▶ Action item
Each line of the records that holds "page" should be shown in full.

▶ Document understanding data
☆ ☆ ☆ ☆ ☆ ☆ ☆

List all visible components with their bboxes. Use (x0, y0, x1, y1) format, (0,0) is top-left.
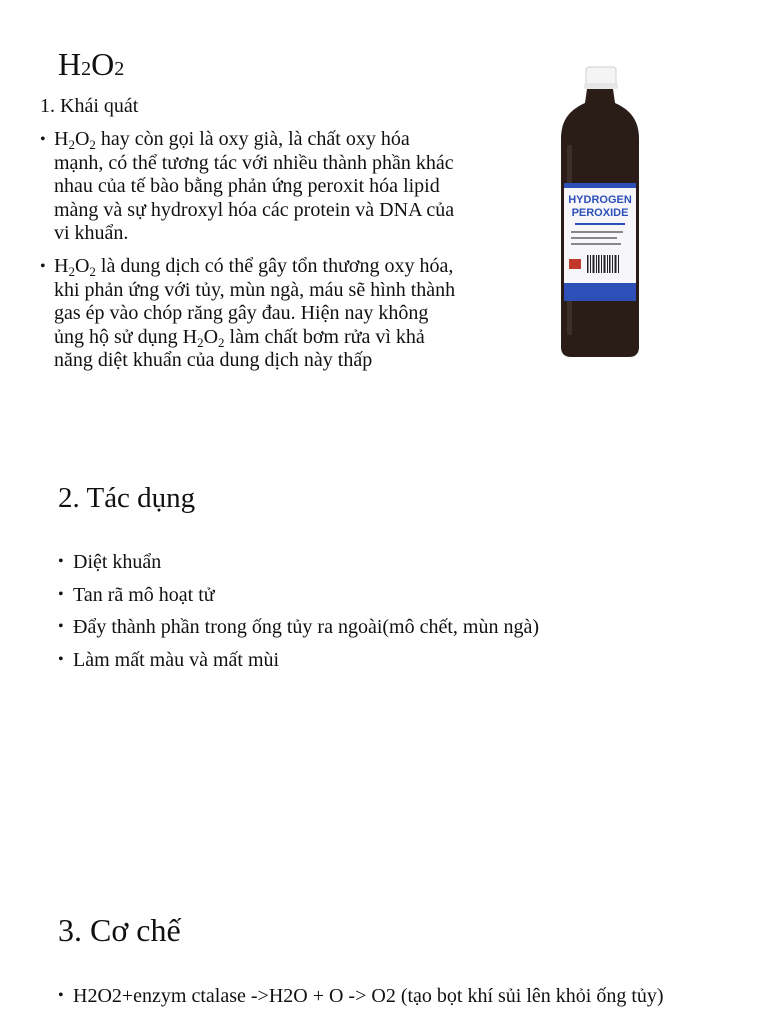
bullet: • (58, 553, 64, 570)
bullet: • (58, 618, 64, 635)
mechanism-list (58, 984, 738, 1008)
bullet: • (58, 987, 64, 1004)
bullet: • (40, 131, 46, 148)
bottle-label-line2: PEROXIDE (571, 207, 629, 219)
overview-paragraph-2: • $H_2O_2$ là dung dịch có thể gây tổn thương oxy hóa, khi phản ứng với tủy, mùn ngà, máu sẽ hình thành gas ép vào chóp răng gây đau. Hiện nay không ủng hộ sử dụng $H_2O_2$ làm chất bơm rửa vì khả năng diệt khuẩn của dung dịch này thấp (40, 255, 456, 372)
hydrogen-peroxide-bottle-image (555, 65, 645, 365)
bullet: • (58, 650, 64, 668)
section-1-heading: 1. Khái quát (40, 95, 139, 117)
section-3-heading: 3. Cơ chế (58, 912, 181, 948)
list-item: • Diệt khuẩn (58, 551, 162, 573)
list-item: • H2O2+enzym ctalase ->H2O + O -> O2 (tạo bọt khí sủi lên khỏi ống tủy) (58, 985, 664, 1007)
overview-paragraph-1: • $H_2O_2$ hay còn gọi là oxy già, là chất oxy hóa mạnh, có thể tương tác với nhiều thành phần khác nhau của tế bào bằng phản ứng peroxit hóa lipid màng và sự hydroxyl hóa các protein và DNA của vi khuẩn. (40, 128, 455, 245)
bullet: • (40, 258, 46, 275)
section-2-heading: 2. Tác dụng (58, 482, 196, 514)
list-item: • Đẩy thành phần trong ống tủy ra ngoài(mô chết, mùn ngà) (58, 616, 539, 638)
bottle-label-line1: HYDROGEN (568, 194, 632, 206)
page-title: H2O2 (58, 46, 125, 82)
list-item: • Tan rã mô hoạt tử (58, 583, 215, 606)
effects-list (58, 550, 738, 680)
list-item: • Làm mất màu và mất mùi (58, 648, 280, 671)
bullet: • (58, 585, 64, 603)
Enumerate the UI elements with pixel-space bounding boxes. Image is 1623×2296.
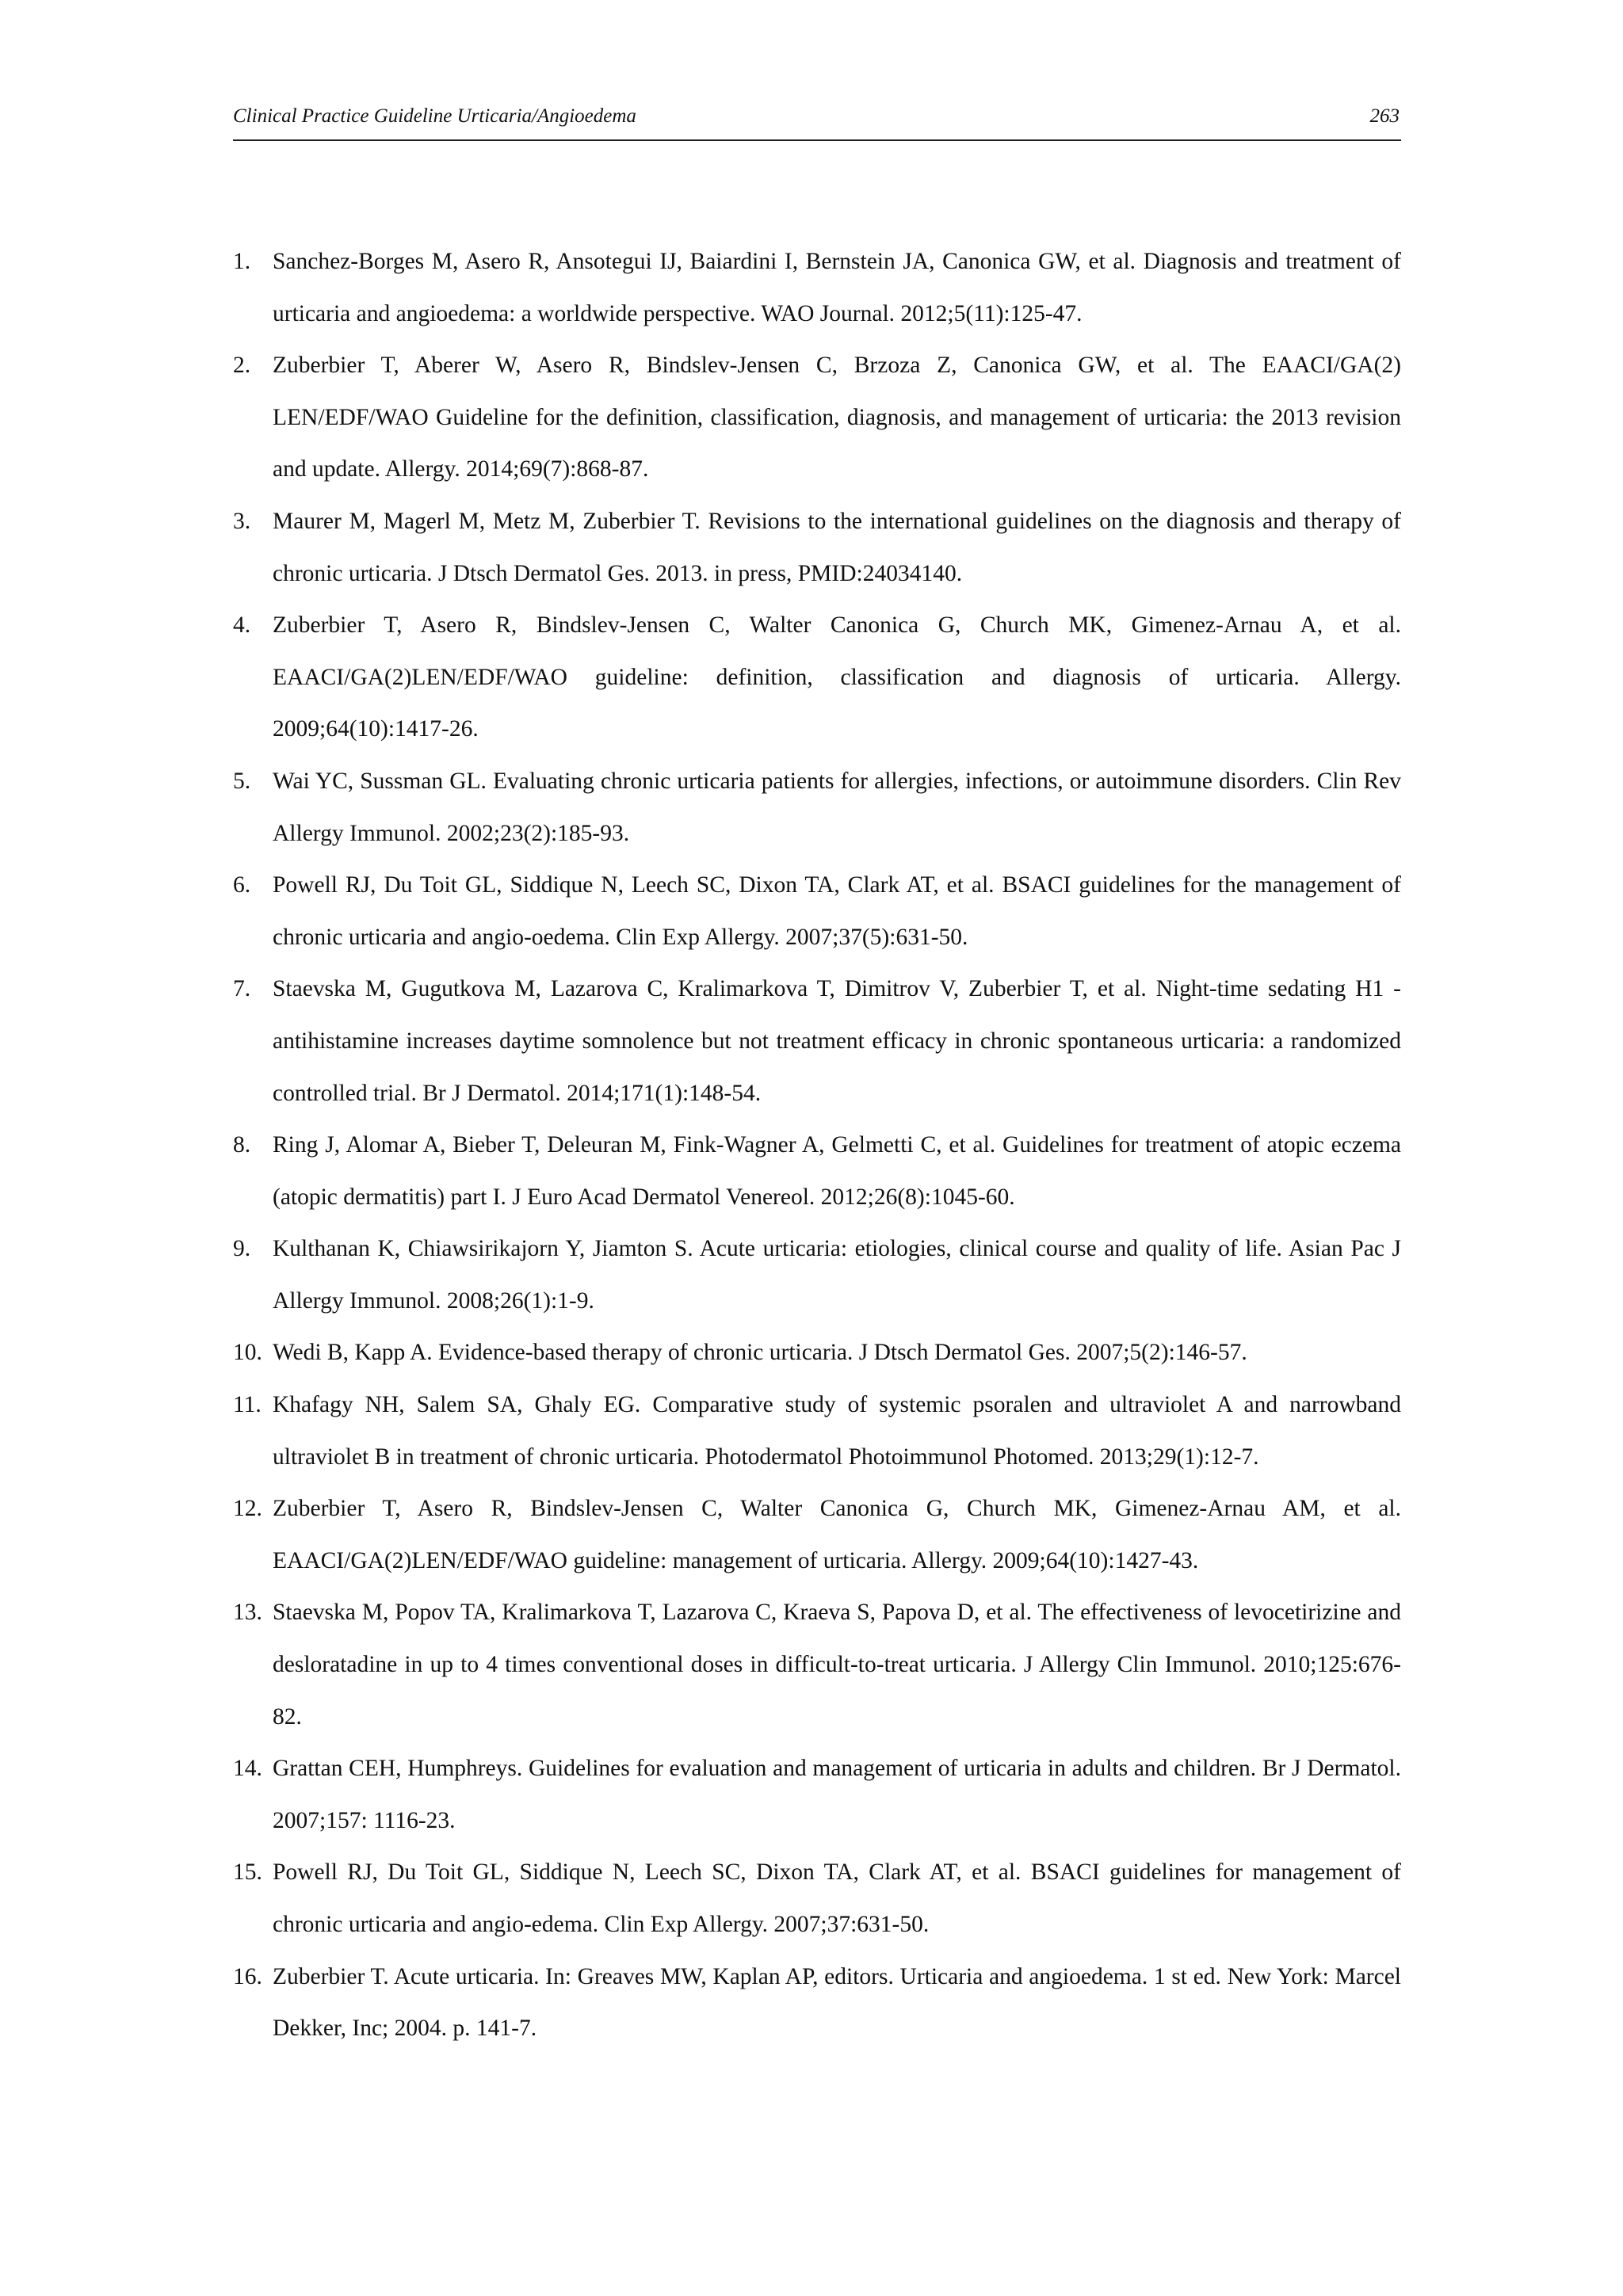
reference-text: Grattan CEH, Humphreys. Guidelines for evaluation and management of urticaria in adults and children. Br J Dermatol. 2007;157: 1116-23. xyxy=(273,1756,1401,1833)
page-number: 263 xyxy=(1369,105,1400,127)
reference-item xyxy=(233,1483,1401,1587)
reference-number: 14. xyxy=(233,1756,262,1782)
running-title: Clinical Practice Guideline Urticaria/Angioedema xyxy=(233,105,636,127)
reference-item xyxy=(233,1223,1401,1327)
reference-item xyxy=(233,1587,1401,1743)
page-header xyxy=(233,101,1401,141)
reference-text: Powell RJ, Du Toit GL, Siddique N, Leech SC, Dixon TA, Clark AT, et al. BSACI guidelines for the management of chronic urticaria and angio-oedema. Clin Exp Allergy. 2007;37(5):631-50. xyxy=(273,872,1401,950)
reference-number: 8. xyxy=(233,1132,251,1158)
reference-text: Kulthanan K, Chiawsirikajorn Y, Jiamton S. Acute urticaria: etiologies, clinical course and quality of life. Asian Pac J Allergy Immunol. 2008;26(1):1-9. xyxy=(273,1236,1401,1314)
reference-text: Zuberbier T, Asero R, Bindslev-Jensen C, Walter Canonica G, Church MK, Gimenez-Arnau A, et al. EAACI/GA(2)LEN/EDF/WAO guideline: definition, classification and diagnosis of urticaria. Allergy. 2009;64(10):1417-26. xyxy=(273,612,1401,742)
reference-number: 7. xyxy=(233,976,251,1002)
reference-text: Sanchez-Borges M, Asero R, Ansotegui IJ, Baiardini I, Bernstein JA, Canonica GW, et al. Diagnosis and treatment of urticaria and angioedema: a worldwide perspective. WAO Journal. 2012;5(11):125-47. xyxy=(273,249,1401,326)
reference-number: 10. xyxy=(233,1340,262,1366)
reference-item xyxy=(233,496,1401,600)
reference-text: Maurer M, Magerl M, Metz M, Zuberbier T. Revisions to the international guidelines on the diagnosis and therapy of chronic urticaria. J Dtsch Dermatol Ges. 2013. in press, PMID:24034140. xyxy=(273,508,1401,586)
reference-item xyxy=(233,600,1401,756)
reference-text: Khafagy NH, Salem SA, Ghaly EG. Comparative study of systemic psoralen and ultraviolet A and narrowband ultraviolet B in treatment of chronic urticaria. Photodermatol Photoimmunol Photomed. 2013;29(1):12-7. xyxy=(273,1392,1401,1470)
reference-item xyxy=(233,1327,1401,1379)
reference-text: Wai YC, Sussman GL. Evaluating chronic urticaria patients for allergies, infections, or autoimmune disorders. Clin Rev Allergy Immunol. 2002;23(2):185-93. xyxy=(273,768,1401,846)
reference-text: Staevska M, Popov TA, Kralimarkova T, Lazarova C, Kraeva S, Papova D, et al. The effectiveness of levocetirizine and desloratadine in up to 4 times conventional doses in difficult-to-treat urticaria. J Allergy Clin Immunol. 2010;125:676-82. xyxy=(273,1600,1401,1730)
reference-number: 6. xyxy=(233,872,251,898)
reference-item xyxy=(233,1119,1401,1223)
reference-list xyxy=(233,236,1401,2055)
reference-text: Zuberbier T. Acute urticaria. In: Greaves MW, Kaplan AP, editors. Urticaria and angioedema. 1 st ed. New York: Marcel Dekker, Inc; 2004. p. 141-7. xyxy=(273,1963,1401,2042)
reference-item xyxy=(233,236,1401,340)
reference-number: 15. xyxy=(233,1859,262,1886)
reference-number: 1. xyxy=(233,249,251,274)
reference-number: 3. xyxy=(233,508,251,534)
reference-number: 9. xyxy=(233,1236,251,1262)
reference-item xyxy=(233,963,1401,1119)
reference-number: 5. xyxy=(233,768,251,794)
reference-item xyxy=(233,1743,1401,1847)
reference-number: 12. xyxy=(233,1496,262,1522)
reference-number: 13. xyxy=(233,1600,262,1626)
reference-number: 11. xyxy=(233,1392,262,1418)
reference-number: 4. xyxy=(233,612,251,639)
reference-item xyxy=(233,1379,1401,1483)
reference-item xyxy=(233,1847,1401,1951)
reference-number: 2. xyxy=(233,353,251,379)
reference-number: 16. xyxy=(233,1963,262,1989)
reference-text: Powell RJ, Du Toit GL, Siddique N, Leech SC, Dixon TA, Clark AT, et al. BSACI guidelines for management of chronic urticaria and angio-edema. Clin Exp Allergy. 2007;37:631-50. xyxy=(273,1859,1401,1937)
reference-item xyxy=(233,340,1401,496)
reference-text: Zuberbier T, Asero R, Bindslev-Jensen C, Walter Canonica G, Church MK, Gimenez-Arnau AM, et al. EAACI/GA(2)LEN/EDF/WAO guideline: management of urticaria. Allergy. 2009;64(10):1427-43. xyxy=(273,1496,1401,1573)
reference-text: Ring J, Alomar A, Bieber T, Deleuran M, Fink-Wagner A, Gelmetti C, et al. Guidelines for treatment of atopic eczema (atopic dermatitis) part I. J Euro Acad Dermatol Venereol. 2012;26(8):1045-60. xyxy=(273,1132,1401,1210)
reference-item xyxy=(233,756,1401,860)
reference-text: Staevska M, Gugutkova M, Lazarova C, Kralimarkova T, Dimitrov V, Zuberbier T, et al. Night-time sedating H1 -antihistamine increases daytime somnolence but not treatment efficacy in chronic spontaneous urticaria: a randomized controlled trial. Br J Dermatol. 2014;171(1):148-54. xyxy=(273,976,1401,1106)
reference-text: Wedi B, Kapp A. Evidence-based therapy of chronic urticaria. J Dtsch Dermatol Ges. 2007;5(2):146-57. xyxy=(273,1340,1247,1366)
reference-item xyxy=(233,1951,1401,2055)
reference-text: Zuberbier T, Aberer W, Asero R, Bindslev-Jensen C, Brzoza Z, Canonica GW, et al. The EAACI/GA(2) LEN/EDF/WAO Guideline for the definition, classification, diagnosis, and management of urticaria: the 2013 revision and update. Allergy. 2014;69(7):868-87. xyxy=(273,353,1401,482)
reference-item xyxy=(233,860,1401,963)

☆ ☆ ☆ ☆ ☆ ☆ ☆

▶ The answer
page-title: H2O2 (58, 46, 125, 82)
page-number: 263 xyxy=(1369,105,1400,127)
page-header xyxy=(233,101,1401,141)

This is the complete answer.